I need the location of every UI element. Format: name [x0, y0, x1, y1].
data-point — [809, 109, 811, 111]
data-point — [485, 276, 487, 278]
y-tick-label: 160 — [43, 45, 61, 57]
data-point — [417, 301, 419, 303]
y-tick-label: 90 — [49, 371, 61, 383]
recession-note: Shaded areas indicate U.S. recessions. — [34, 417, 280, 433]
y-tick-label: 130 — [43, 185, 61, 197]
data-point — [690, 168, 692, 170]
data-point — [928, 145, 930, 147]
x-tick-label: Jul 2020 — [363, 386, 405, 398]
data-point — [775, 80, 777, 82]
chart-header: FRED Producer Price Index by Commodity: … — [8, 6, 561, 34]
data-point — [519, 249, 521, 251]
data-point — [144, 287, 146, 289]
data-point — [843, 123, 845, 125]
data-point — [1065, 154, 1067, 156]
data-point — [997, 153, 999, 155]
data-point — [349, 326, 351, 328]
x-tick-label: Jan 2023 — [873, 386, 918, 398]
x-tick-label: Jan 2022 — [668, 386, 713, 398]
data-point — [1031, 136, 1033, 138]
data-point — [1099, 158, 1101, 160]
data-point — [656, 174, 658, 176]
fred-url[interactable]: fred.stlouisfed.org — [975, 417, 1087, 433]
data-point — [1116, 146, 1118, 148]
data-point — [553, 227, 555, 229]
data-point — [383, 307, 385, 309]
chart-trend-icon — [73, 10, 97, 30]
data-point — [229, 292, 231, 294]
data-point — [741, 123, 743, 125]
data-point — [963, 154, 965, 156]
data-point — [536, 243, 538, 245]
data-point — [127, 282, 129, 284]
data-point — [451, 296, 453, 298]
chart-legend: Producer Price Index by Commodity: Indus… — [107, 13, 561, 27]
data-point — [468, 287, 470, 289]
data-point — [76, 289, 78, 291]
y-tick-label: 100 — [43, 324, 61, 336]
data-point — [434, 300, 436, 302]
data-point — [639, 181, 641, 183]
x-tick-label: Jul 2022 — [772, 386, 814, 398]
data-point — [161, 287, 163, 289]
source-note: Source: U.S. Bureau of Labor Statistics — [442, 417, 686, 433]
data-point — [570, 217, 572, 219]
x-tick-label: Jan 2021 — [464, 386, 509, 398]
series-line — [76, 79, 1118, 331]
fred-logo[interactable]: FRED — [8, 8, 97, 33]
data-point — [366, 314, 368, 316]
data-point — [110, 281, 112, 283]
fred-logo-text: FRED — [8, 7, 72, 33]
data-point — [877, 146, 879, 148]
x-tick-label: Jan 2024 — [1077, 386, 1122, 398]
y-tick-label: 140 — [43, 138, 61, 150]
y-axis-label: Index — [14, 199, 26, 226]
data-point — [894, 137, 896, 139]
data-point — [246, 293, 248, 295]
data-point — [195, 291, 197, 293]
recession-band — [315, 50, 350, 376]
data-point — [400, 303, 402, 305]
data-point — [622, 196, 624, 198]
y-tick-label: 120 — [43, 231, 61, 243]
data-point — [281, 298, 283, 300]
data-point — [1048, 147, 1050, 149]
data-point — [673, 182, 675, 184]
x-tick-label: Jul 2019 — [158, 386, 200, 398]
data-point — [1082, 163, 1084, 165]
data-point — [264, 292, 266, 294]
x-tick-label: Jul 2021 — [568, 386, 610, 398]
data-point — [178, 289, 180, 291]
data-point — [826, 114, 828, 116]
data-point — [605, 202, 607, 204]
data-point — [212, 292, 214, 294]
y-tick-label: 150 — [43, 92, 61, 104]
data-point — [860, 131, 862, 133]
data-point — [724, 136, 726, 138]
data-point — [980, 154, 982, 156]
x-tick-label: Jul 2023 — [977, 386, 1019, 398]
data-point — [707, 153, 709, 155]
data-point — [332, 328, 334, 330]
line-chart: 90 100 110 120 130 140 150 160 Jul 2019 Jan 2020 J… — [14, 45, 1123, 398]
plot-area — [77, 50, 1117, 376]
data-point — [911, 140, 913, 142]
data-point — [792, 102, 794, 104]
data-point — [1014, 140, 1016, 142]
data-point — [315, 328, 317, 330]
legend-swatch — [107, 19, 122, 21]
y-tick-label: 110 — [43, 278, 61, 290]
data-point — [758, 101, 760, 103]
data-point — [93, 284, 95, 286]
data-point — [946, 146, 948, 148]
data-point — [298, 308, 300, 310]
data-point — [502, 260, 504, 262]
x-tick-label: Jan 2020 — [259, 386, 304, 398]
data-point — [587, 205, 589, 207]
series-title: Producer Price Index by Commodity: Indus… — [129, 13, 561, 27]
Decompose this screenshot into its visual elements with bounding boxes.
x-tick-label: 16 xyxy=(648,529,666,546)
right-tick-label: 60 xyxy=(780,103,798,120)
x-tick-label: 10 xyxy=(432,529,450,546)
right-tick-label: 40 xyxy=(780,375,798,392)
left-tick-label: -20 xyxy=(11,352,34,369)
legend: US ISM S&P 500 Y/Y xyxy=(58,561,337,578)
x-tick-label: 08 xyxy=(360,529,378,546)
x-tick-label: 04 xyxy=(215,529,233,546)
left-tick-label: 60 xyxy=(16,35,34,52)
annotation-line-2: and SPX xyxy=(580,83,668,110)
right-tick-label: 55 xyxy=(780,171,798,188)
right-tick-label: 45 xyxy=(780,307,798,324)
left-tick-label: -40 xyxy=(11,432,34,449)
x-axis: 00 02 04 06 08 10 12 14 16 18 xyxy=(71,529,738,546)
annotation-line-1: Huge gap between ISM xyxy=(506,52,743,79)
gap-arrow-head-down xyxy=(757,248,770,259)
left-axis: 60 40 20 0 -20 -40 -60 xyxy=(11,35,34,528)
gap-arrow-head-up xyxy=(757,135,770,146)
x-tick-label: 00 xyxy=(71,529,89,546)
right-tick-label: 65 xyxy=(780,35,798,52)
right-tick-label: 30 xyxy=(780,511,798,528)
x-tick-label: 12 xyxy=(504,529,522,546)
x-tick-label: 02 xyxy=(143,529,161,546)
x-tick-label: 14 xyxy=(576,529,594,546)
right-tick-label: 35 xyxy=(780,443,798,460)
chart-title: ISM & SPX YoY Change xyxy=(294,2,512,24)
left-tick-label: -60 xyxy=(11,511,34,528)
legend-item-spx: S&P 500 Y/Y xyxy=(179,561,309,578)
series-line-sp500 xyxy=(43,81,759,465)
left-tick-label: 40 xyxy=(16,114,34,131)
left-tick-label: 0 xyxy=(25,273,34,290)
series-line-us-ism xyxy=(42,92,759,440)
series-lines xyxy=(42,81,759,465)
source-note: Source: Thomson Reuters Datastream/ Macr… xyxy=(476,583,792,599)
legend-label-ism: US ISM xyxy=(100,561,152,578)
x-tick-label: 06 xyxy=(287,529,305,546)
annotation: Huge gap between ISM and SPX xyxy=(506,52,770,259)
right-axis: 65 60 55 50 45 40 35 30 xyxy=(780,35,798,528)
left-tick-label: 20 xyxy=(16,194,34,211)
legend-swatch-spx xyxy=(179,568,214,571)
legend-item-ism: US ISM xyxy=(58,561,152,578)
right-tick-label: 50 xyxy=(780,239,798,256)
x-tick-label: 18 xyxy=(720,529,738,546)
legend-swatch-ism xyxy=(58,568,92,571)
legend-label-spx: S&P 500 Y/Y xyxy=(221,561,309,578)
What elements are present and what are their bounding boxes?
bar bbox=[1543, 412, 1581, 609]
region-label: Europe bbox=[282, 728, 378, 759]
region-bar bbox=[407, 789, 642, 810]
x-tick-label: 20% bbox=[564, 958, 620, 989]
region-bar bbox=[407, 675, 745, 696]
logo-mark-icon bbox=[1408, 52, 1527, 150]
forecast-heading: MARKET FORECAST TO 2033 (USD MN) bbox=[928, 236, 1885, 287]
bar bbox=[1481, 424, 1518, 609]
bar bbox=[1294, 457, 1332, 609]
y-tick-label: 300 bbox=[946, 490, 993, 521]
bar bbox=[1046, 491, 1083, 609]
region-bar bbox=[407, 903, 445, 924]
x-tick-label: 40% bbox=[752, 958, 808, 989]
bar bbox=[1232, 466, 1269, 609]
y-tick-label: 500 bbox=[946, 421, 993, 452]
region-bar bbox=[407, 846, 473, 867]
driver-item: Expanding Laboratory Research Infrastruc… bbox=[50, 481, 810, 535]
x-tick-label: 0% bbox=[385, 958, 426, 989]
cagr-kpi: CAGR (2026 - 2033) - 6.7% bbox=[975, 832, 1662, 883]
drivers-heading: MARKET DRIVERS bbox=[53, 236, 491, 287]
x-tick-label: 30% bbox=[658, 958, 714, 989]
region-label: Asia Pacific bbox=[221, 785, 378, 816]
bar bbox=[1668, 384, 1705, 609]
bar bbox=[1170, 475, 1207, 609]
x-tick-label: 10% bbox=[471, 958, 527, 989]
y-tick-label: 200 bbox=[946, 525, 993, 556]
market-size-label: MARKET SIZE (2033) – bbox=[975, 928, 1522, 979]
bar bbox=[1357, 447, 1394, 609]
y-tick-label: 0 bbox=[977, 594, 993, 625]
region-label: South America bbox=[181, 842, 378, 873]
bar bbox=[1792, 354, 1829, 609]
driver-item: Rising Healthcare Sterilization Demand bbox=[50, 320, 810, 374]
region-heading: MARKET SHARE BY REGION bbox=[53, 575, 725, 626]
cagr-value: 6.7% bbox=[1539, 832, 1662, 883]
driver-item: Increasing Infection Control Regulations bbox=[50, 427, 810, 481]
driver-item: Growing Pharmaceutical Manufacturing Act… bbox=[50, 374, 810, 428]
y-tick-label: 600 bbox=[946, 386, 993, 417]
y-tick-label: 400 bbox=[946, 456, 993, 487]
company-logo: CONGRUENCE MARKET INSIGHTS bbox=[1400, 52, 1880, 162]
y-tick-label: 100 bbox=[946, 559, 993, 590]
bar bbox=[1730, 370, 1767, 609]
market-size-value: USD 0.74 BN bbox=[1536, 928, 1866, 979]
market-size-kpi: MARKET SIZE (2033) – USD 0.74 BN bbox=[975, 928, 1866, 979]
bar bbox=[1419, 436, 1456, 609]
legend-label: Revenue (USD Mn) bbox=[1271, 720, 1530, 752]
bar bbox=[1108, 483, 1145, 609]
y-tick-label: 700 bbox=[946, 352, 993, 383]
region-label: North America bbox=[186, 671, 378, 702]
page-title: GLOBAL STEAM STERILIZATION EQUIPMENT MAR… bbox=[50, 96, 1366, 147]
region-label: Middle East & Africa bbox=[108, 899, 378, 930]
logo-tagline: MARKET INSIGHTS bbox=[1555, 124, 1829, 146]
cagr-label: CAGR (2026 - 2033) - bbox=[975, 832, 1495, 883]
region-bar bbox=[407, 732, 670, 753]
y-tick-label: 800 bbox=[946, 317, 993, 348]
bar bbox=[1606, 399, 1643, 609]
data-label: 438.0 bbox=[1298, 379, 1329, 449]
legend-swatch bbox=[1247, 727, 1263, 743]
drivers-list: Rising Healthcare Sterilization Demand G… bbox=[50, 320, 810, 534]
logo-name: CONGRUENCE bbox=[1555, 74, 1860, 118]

:: Задача ::
Укажите, в скольких строках приведенных выше данных встречается слово «CONGRUENCE», с учетом регистра. Ответ дайте одним числом.

:: Правильный ответ ::
2